--- Start of TEXT EXTRACT ---

= Buster (dog) =

Dog owned by Roy Hattersley

Buster as he appears on the cover of one version of Buster's Diaries.

Buster was a dog belonging to Roy Hattersley, a British politician and former Deputy Leader of the Labour Party.

Buster was a mongrel, as his father was a German Shepherd, and his mother a Staffordshire Bull Terrier. He was a former rescue dog adopted by Hattersley from Brent Animal Shelter, in 1995.

On 6 April 1996, Buster attacked and killed a goose in St James's Park, London. Hattersley was stopped and questioned by the police while returning home after walking Buster in the park. Buster was suspected of killing the goose, while not under Hattersley's control, and a quick check revealed blood around his muzzle. As the goose was located in a Royal Park, it was the property of The Queen. The Royal connection, coupled with Hattersley's prominent public position, led to national media coverage of the incident. He was charged with contravening Regulation 3(5)(b) of the Royal and Other Parks and Gardens Regulations 1977. On 20 November 1996, Hattersley pleaded guilty by letter, and was fined £25 for letting Buster off the lead (although he claimed that Buster had pulled the lead out of his hand), and £50 for letting him kill the goose.

--- End of TEXT EXTRACT ---
--- Start of RECORDS PROVIDED ---

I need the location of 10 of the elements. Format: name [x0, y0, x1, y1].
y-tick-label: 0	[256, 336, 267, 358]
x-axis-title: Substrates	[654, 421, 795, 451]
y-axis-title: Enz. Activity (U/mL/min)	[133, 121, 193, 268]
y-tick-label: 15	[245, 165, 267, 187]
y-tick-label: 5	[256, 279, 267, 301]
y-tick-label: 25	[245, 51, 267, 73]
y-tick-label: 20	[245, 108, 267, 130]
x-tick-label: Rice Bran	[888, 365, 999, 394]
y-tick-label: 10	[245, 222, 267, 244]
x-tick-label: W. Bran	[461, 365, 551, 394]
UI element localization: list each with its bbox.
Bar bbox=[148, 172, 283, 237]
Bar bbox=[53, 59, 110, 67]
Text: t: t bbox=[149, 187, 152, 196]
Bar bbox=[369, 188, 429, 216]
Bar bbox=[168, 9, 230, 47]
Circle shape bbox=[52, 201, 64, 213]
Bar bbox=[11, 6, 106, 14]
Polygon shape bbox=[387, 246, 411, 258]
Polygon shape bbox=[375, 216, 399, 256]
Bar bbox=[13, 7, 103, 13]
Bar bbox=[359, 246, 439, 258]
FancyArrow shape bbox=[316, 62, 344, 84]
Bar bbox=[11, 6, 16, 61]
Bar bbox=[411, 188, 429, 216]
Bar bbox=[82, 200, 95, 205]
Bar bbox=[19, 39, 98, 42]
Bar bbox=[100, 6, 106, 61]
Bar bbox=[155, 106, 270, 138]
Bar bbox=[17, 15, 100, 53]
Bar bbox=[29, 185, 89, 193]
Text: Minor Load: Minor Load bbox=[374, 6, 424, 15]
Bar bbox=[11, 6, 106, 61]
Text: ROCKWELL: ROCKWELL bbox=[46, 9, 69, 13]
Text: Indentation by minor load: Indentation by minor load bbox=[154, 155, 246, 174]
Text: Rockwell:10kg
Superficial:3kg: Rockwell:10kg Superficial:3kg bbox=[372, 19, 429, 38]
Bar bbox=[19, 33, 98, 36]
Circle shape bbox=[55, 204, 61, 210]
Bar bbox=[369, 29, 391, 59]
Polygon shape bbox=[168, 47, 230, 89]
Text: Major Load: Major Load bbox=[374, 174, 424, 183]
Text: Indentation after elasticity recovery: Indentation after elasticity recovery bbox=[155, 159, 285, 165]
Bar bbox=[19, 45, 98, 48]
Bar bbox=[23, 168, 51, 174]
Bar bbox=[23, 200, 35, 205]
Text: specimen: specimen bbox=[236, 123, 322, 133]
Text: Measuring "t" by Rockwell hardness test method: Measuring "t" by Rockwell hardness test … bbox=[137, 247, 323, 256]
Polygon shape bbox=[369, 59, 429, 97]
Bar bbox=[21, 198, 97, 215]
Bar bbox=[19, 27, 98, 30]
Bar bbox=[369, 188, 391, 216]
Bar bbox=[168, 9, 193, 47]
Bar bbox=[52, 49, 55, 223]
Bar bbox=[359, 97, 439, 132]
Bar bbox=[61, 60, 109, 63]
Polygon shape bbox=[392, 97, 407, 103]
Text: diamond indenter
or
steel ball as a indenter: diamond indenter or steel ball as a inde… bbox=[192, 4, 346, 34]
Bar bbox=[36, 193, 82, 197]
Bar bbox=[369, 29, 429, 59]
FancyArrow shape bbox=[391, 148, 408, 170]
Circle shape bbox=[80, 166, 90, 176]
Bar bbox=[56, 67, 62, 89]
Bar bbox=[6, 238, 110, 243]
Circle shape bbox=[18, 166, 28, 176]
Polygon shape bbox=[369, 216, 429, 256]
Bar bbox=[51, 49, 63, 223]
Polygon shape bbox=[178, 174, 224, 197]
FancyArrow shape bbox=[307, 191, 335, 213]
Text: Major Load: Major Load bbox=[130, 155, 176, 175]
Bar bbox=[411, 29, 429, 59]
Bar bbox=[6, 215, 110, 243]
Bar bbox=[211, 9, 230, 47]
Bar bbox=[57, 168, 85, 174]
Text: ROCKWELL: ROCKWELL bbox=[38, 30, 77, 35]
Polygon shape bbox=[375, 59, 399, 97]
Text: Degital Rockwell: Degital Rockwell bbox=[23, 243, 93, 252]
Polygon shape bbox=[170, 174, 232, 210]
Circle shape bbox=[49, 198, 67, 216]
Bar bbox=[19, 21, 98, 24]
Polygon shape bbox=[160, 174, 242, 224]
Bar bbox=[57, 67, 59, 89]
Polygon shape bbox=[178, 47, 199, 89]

--- End of RECORDS PROVIDED ---

▶ _DIRECTION A_
Condense the paragraph of the article about Buster that begins "Buster was a mongrel" into one shorter sentence that keeps its main facts.
▶ _DIRECTION B_
Continue the article about Buster from where it stops.
None of these items are needed.

▶ _RESULT A_
Buster, a mongrel with a German Shepherd father and a Staffordshire Bull Terrier mother, was a former rescue dog that Hattersley adopted from Brent Animal Shelter in 1995.

▶ _RESULT B_
The incident has been referred to in the media many times, both by Hattersley himself and by others, including his political opponents. Hattersley wrote a piece in The Guardian, sympathising with The Princess Royal after one of her dogs had allegedly attacked a woman in Windsor, and Jeremy Paxman mentioned the incident in a piece in The Times which he wrote in response to comments Hattersley had made about the BBC.

In 1998, Hattersley published Buster's Diaries (as told to Roy Hattersley) which were purportedly the dog's own thoughts on his life and relationship with his owner, and in which Buster was characterised as having acted in self-defense.

Buster has also appeared on television numerous times, which includes a 2001 profiling on Star Pets.

Buster died in October 2009. Following his death, Private Eyes E. J. Thribb wrote a memorial poem for Buster.

==Sources==
- Roy Hattersley (1998). "Buster's Diaries"
- Roy Hattersley (2001). "Humphrys and his kind"
- Roy Hattersley (2002). "Anne, you have my sympathy"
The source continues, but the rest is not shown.